Extend the 1929 Motorcyclist Magazine piece on reviving motorcycle racing by writing what comes after its final paragraph.

:: Text segment ::

From the July 1929 issue of Motorcyclist Magazine.
Is it time to begin racing again? Is the motorcycle industry losing something by not devel
For the past few years I have discouraged local racing, holding the same opinion as most of the factories, that it was dangerous and that by racing, many motorcycle sales were lost on account of parents objecting to their children buying motorcycles.
There is however a steadily increasing demand for motorcycle races, not only from the rider standpoint but from the sport loving public as well. On May 30 races were held at Overland Park, Denver, in connection with the automobile program of racing. Riders came in from miles around who would never think of coming to a picnic, Gypsy Tour, or other form of entertainment. Even the thrills of a good hillclimb fail to equal motorcycle racing in the minds of most lovers of the sport.
With the exception of the commercial and police markets, motorcycle factories and dealers must depend upon the sport loving public for their sales. Motorcycling is a sport. It always has been and it always will be, and sales to riders for sport will always be a very large percentage of the business.
Danger is less thought of today than it was a few years back. The papers are full of accidents of all kinds. Car accidents are so numerous that motorcycle accidents do not have the same effect on the public as they did years ago.
The average young chap today is a hero worshiper. He loves the dare-devils, the speed, and in fact anything that defies death or requiring unusual ability whether it be on the ground or in the air.

:::
:: Dataset extract ::

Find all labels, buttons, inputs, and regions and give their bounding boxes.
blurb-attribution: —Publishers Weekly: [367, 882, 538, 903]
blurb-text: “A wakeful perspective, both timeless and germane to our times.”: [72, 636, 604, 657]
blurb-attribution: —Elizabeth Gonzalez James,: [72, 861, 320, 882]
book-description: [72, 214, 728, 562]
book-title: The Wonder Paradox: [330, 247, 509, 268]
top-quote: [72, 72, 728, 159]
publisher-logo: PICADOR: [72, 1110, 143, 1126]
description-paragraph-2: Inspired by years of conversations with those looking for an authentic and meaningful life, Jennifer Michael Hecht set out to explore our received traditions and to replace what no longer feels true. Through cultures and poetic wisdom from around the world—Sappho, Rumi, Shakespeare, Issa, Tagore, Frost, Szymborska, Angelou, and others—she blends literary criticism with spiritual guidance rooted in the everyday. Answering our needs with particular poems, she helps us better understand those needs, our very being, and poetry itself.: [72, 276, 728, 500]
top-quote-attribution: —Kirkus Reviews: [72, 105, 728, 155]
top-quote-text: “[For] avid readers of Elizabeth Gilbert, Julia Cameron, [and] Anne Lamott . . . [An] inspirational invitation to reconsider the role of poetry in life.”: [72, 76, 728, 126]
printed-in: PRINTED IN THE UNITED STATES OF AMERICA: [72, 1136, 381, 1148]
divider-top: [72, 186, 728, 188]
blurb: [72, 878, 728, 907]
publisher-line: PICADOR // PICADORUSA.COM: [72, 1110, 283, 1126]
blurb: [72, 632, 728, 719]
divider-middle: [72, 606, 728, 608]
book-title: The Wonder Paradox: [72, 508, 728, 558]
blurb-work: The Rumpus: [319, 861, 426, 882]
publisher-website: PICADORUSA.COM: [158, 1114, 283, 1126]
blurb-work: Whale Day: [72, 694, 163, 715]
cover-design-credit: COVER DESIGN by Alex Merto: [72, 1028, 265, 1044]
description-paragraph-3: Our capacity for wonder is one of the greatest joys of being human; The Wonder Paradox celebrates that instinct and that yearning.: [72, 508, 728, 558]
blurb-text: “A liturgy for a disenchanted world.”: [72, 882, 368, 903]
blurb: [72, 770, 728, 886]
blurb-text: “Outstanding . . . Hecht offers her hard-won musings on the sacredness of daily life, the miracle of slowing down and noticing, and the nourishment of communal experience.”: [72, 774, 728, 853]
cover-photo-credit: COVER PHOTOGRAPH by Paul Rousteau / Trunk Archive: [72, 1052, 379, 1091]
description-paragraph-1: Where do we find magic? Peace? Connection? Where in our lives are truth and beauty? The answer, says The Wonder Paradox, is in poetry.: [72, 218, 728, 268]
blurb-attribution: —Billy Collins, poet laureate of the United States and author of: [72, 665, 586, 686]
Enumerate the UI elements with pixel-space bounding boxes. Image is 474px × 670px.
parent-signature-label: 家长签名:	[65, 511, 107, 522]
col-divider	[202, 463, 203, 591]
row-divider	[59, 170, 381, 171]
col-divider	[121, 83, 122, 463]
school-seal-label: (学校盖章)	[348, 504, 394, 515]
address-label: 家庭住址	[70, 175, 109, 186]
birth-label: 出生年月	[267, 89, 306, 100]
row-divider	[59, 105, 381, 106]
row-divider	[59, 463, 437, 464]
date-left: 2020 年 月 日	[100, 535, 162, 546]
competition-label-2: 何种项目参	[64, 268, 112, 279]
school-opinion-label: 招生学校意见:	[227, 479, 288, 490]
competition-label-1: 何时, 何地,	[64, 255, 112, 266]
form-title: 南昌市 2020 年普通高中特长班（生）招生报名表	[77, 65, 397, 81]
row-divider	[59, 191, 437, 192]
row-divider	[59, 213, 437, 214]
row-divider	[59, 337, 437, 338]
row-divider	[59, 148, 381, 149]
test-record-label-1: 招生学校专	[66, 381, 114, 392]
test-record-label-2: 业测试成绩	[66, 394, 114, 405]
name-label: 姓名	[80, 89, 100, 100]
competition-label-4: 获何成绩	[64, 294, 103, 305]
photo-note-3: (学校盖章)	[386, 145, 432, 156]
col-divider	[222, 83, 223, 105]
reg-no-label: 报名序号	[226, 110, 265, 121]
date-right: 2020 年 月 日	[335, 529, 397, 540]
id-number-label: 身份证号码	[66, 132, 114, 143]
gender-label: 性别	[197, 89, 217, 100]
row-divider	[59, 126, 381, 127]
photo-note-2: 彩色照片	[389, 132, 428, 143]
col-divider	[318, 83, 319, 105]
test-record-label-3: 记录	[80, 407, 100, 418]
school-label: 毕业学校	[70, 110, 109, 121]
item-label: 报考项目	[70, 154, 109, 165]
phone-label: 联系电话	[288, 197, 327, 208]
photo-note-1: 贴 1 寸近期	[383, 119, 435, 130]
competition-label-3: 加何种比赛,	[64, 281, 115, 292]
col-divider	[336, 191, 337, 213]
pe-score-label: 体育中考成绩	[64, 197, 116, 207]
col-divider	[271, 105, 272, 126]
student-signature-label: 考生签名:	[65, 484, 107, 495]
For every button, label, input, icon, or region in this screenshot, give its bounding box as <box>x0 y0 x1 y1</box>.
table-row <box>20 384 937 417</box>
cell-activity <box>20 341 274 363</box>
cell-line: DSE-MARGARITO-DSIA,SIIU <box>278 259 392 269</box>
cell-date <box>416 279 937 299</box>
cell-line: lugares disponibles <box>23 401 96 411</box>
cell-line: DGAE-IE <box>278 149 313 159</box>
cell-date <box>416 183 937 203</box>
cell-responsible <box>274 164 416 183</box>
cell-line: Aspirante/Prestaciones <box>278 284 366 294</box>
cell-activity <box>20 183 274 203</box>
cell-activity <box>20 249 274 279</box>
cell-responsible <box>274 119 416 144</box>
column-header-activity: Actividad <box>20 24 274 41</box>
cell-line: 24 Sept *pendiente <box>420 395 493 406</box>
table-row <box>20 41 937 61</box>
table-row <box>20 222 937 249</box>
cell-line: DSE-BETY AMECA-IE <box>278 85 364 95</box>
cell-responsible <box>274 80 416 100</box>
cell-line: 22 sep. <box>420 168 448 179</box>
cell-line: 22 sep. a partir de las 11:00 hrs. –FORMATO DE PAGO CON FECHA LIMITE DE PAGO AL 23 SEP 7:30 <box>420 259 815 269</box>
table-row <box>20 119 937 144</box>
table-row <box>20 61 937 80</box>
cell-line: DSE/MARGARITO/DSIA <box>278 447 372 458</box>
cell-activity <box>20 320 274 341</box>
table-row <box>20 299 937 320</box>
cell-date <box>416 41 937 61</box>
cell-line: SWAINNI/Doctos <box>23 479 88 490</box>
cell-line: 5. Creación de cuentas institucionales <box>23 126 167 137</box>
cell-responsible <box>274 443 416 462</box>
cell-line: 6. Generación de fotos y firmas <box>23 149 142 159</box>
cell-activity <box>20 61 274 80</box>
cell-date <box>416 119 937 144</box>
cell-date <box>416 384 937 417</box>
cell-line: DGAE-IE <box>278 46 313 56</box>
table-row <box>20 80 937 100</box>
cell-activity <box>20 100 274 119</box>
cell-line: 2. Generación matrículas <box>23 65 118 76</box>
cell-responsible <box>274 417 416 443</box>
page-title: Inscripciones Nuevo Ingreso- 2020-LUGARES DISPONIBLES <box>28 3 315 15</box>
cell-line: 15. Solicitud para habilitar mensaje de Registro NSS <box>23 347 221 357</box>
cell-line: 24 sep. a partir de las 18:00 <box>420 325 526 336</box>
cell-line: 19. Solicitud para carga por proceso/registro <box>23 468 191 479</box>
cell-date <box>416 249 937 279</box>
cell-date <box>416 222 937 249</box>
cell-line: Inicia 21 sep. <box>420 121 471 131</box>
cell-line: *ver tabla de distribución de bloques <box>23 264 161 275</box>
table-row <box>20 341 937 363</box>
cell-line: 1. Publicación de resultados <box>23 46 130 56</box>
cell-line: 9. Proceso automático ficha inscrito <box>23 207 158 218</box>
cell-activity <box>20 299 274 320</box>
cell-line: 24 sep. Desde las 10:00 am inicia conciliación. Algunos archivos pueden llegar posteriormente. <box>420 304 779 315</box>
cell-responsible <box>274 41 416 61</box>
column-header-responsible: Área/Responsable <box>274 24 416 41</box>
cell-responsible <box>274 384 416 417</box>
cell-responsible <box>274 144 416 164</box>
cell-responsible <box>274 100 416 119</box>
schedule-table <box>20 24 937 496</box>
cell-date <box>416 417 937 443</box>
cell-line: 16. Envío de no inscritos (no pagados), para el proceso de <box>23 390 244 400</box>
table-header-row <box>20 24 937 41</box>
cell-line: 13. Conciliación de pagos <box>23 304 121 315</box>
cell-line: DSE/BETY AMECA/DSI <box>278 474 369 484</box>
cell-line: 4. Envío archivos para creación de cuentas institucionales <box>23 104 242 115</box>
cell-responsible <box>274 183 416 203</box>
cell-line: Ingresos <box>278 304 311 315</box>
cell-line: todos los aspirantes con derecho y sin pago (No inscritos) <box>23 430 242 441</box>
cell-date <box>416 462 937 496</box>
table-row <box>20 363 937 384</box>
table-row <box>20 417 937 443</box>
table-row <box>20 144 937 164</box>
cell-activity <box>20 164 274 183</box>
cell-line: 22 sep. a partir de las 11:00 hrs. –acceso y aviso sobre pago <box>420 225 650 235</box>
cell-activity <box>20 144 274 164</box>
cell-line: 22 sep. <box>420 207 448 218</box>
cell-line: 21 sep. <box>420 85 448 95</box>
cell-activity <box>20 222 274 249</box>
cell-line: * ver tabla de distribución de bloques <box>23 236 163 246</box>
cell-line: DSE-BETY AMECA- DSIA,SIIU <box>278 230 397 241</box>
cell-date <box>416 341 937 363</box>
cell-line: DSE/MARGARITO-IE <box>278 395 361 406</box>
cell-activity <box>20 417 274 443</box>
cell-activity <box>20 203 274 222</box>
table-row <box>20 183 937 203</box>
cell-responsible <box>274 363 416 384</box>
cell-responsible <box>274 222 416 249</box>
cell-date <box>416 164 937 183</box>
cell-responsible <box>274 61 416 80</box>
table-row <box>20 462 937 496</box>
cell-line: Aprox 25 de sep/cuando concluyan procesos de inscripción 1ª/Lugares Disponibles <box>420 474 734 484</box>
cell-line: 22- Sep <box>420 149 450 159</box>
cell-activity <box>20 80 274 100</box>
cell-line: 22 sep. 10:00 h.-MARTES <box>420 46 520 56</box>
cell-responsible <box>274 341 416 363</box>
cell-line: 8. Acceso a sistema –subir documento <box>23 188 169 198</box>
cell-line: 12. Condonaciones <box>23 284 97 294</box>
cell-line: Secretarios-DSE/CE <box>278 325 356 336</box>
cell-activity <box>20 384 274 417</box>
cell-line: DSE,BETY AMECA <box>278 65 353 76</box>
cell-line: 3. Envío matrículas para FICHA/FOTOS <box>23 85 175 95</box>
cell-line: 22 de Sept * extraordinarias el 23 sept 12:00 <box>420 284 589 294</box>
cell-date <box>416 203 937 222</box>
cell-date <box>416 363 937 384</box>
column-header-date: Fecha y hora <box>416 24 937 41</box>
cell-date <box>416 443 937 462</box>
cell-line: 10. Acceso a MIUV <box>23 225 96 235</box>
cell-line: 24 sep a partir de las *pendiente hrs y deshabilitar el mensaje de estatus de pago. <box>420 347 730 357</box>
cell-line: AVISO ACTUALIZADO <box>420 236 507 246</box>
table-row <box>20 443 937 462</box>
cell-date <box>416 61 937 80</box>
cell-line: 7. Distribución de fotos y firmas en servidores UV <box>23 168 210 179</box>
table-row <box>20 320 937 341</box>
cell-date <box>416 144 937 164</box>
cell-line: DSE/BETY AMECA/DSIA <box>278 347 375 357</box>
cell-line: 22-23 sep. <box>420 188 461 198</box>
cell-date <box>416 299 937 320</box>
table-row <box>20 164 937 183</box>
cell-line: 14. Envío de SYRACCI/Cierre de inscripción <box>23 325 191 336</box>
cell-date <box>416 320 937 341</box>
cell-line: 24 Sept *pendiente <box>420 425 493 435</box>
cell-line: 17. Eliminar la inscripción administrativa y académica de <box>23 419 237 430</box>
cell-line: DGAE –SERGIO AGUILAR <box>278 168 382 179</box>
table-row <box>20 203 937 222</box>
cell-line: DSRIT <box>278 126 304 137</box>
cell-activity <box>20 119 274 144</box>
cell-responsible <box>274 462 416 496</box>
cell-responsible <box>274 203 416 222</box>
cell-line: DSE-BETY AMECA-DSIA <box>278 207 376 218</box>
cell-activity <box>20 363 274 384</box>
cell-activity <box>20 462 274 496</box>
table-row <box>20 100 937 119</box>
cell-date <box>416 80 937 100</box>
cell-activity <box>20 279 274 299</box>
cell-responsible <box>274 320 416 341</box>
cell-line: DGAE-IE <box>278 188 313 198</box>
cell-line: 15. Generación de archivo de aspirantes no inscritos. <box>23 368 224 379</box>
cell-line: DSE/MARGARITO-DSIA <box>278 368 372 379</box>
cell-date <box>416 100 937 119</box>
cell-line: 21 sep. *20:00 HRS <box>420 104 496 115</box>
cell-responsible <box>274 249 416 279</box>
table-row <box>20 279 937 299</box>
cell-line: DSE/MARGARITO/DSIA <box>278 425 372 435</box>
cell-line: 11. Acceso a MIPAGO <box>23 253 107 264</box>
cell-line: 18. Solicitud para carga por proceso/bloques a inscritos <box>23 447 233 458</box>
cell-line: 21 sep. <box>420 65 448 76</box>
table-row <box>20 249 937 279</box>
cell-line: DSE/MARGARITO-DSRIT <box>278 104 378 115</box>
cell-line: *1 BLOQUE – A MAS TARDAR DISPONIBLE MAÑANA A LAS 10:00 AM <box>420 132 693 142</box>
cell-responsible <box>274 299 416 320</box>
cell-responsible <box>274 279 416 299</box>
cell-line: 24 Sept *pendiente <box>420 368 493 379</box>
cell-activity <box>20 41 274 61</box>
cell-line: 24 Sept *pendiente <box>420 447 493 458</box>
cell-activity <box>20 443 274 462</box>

:::

- [Response to this task]
Every motorcycle manufacturer and dealer in the United States could devote the rest of their lives and their money, and they could not change the idea in the minds of most people that motorcycles are dangerous, noisy, and dirty.
This condition exists and no sensible man can doubt it. It has existed for years and no small group of men can change it. Except in limited numbers the business man is not going to ride motorcycles to and from his work. A few do, but not many. Even the man who wants cheap transportation will not use the motorcycle in large numbers. What then is there left?
The young red-blooded sport loving fan that is neither afraid of dirt, speed, or noise offers the largest possible outlet for sales.
The older rider who outgrows, or graduates (in his opinion) from a motorcycle to a car, is, has been, and always will be with us. It is a natural step. But the younger ones keep right on growing and taking the places of the ones lost to the automobile.
Here in Denver there has developed an interest in motorcycling among the young chaps that is surprising. Their enthusiasm is just as great as mine was ten years ago so far as racing and riding day and night is concerned. They live on their motorcycles. No car or other form of sport can take the place of their motorcycle. Probably as time rolls on their idea will change but for the present-NO.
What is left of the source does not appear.